--- START OF Provided data ---

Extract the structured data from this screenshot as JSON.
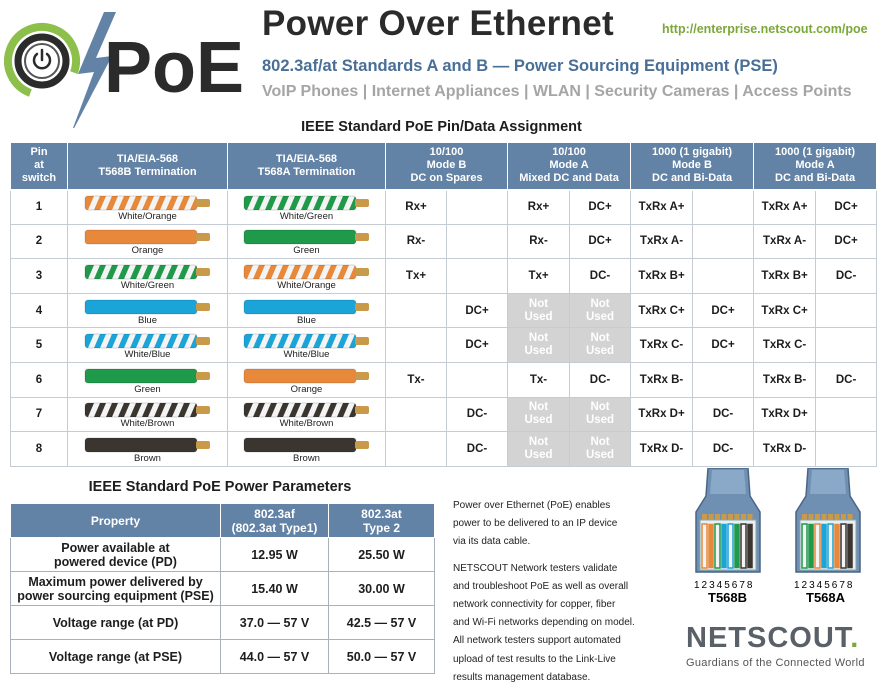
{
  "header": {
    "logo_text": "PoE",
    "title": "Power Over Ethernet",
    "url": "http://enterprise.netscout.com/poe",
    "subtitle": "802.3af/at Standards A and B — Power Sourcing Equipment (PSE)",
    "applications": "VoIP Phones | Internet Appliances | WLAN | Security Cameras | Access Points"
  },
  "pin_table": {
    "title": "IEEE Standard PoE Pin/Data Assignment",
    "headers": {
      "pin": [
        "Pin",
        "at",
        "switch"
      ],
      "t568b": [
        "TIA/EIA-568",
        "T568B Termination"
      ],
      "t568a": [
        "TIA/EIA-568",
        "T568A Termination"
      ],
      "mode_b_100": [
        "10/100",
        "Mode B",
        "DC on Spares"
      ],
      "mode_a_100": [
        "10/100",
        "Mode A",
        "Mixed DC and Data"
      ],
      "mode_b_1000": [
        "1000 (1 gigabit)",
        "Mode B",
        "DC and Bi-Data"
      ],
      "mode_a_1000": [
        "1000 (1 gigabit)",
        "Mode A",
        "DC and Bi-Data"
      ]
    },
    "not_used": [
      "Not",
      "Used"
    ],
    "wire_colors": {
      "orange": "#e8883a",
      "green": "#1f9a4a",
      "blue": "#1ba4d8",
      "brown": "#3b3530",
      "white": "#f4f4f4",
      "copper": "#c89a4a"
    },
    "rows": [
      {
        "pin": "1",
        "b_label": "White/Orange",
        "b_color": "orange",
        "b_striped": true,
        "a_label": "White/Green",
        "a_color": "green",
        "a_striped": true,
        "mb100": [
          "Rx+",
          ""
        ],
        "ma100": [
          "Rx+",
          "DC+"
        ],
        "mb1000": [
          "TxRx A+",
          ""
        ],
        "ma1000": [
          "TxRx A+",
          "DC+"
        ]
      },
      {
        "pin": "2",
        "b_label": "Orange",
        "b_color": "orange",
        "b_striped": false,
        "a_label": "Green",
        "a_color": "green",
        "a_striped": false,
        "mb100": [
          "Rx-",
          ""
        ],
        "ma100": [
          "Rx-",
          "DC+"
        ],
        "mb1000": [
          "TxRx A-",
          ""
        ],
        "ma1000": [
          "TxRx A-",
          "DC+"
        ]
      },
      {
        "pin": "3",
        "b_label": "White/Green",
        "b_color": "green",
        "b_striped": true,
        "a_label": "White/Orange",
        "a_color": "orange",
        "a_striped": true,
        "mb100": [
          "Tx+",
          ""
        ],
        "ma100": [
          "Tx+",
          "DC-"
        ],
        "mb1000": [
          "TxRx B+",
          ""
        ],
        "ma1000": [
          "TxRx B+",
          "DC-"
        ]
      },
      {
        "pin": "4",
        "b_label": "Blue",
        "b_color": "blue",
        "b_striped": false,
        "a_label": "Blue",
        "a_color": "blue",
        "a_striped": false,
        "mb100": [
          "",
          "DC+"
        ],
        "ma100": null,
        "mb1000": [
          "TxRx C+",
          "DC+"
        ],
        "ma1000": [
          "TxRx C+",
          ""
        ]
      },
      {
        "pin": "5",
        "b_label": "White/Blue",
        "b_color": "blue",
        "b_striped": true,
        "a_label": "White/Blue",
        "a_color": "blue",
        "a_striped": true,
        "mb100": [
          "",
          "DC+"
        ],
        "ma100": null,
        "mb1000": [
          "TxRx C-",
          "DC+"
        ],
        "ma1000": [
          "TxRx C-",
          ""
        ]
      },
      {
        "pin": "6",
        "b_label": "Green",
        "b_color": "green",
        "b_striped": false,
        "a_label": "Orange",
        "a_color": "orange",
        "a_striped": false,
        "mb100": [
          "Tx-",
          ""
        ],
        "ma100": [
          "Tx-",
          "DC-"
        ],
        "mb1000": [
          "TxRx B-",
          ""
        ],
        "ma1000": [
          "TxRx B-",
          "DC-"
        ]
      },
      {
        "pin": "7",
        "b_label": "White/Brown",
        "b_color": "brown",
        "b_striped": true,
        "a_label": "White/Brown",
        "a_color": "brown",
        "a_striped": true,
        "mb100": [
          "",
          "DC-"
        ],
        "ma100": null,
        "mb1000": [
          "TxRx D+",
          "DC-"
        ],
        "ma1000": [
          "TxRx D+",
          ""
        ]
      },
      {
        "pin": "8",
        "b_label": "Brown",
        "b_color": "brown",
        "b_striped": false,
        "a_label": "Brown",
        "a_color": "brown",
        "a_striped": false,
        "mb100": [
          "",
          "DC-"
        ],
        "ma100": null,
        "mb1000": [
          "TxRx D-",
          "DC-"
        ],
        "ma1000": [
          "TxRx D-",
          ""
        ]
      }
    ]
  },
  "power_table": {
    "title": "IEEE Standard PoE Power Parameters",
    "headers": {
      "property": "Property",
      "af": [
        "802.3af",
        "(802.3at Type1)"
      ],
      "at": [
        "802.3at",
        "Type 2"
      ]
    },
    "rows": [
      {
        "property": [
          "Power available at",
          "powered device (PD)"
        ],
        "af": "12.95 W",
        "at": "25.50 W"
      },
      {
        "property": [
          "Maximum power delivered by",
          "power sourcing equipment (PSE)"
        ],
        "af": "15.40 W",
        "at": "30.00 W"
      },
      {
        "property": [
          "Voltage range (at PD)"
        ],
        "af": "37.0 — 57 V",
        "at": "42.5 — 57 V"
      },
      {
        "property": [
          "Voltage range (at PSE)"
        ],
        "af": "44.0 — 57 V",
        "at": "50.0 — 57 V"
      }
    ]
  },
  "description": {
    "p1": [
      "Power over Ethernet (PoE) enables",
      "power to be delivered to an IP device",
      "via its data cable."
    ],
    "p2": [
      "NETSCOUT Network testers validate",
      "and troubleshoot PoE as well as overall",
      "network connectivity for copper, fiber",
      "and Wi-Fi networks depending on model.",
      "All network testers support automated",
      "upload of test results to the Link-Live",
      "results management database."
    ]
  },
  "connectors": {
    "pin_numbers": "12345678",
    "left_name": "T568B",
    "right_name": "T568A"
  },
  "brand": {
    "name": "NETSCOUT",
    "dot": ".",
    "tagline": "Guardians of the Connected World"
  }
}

--- END OF Provided data ---
--- START OF Provided data ---

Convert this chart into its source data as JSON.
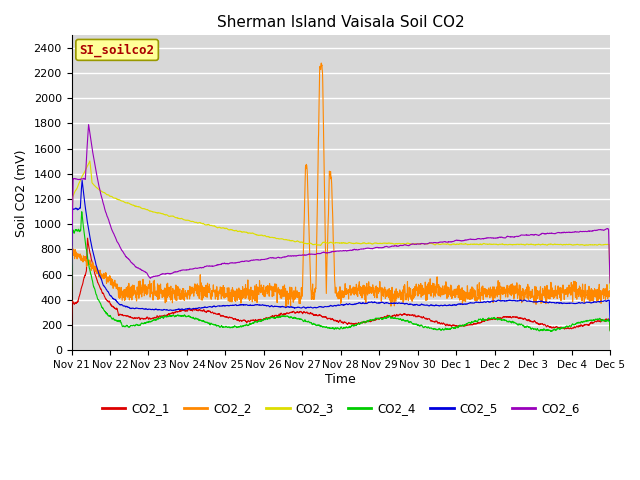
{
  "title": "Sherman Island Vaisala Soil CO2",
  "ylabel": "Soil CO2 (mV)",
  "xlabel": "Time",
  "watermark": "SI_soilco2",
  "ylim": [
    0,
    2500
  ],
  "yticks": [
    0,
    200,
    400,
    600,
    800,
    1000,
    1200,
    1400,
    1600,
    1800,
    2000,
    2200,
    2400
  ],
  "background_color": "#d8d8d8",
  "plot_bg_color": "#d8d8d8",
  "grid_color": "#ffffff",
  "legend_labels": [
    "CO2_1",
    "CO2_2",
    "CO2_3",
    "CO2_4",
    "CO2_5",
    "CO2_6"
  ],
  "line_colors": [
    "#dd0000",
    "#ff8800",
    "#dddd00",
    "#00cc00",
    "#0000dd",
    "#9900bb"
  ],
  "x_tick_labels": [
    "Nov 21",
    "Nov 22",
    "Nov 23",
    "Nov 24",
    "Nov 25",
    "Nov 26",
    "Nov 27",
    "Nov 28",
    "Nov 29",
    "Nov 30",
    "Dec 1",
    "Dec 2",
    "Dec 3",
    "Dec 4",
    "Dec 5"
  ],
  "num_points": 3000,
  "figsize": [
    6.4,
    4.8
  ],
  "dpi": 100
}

--- END OF Provided data ---
--- START OF Provided data ---

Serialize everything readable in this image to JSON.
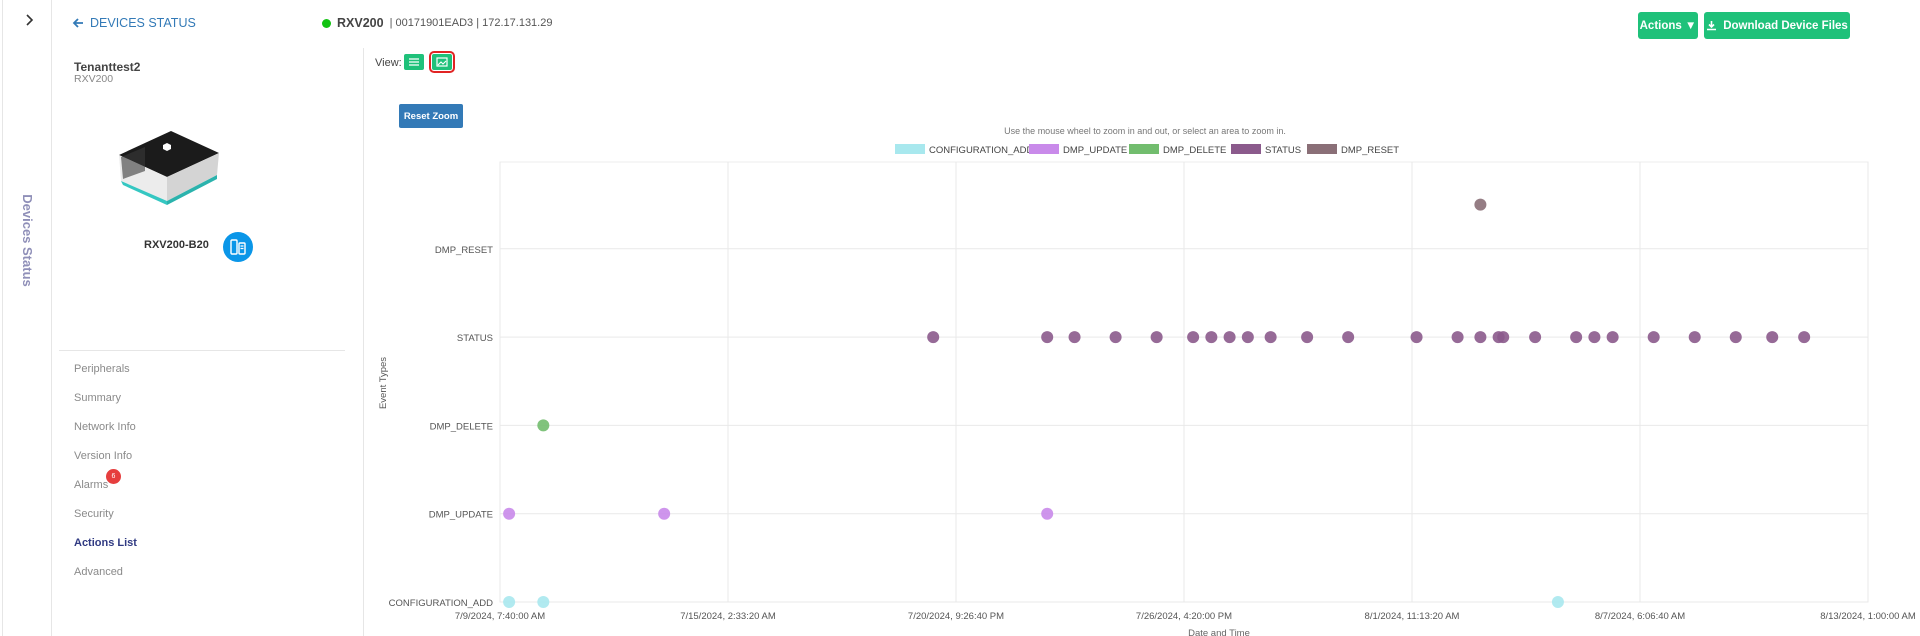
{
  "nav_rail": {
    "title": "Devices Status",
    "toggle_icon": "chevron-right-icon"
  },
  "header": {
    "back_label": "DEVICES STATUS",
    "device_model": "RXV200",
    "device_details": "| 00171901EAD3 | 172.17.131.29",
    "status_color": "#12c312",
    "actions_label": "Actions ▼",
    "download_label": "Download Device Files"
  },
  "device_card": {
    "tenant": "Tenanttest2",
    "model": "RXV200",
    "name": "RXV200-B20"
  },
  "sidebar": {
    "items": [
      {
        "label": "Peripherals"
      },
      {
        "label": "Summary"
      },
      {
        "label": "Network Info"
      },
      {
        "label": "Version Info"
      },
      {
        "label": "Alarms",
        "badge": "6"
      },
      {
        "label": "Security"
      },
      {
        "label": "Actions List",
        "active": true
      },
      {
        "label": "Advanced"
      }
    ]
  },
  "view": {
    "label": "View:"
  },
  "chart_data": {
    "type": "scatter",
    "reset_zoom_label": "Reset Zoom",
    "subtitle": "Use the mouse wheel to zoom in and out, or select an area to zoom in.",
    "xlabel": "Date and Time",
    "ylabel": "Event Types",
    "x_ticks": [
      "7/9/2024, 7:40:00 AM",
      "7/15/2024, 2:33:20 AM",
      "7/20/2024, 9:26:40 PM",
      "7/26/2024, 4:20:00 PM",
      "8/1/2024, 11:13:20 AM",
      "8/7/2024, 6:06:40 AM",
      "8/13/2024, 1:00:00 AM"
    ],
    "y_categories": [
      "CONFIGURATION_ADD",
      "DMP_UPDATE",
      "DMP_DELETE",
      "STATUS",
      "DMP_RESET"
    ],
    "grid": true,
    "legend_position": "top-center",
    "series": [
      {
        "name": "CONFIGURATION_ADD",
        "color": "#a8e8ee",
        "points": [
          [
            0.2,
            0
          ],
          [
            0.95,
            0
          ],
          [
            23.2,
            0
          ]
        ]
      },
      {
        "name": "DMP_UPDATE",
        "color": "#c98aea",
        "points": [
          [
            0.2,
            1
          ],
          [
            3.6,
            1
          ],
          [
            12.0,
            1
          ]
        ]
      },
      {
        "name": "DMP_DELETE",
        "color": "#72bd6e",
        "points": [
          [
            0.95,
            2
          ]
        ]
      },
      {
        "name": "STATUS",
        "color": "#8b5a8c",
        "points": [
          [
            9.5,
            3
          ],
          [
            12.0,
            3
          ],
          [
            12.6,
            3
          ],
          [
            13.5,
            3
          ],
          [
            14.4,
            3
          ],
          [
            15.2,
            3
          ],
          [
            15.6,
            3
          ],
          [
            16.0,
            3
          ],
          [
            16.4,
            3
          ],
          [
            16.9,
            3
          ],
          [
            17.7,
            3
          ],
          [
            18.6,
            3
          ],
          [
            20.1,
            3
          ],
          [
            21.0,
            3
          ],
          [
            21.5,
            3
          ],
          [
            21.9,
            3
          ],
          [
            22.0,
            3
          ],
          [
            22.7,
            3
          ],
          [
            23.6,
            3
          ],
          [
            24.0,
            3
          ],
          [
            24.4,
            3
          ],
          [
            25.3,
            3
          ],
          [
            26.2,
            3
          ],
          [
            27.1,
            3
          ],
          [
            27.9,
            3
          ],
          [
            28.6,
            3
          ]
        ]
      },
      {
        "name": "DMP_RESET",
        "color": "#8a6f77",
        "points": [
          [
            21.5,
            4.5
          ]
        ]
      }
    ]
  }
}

--- END OF Provided data ---

▸ **Set problem**:
Using the listing above, locate the lines that hold "Voltage" and copy each one.

▸ **Exercise output**:
          "Voltage range (at PD)"
          "Voltage range (at PSE)"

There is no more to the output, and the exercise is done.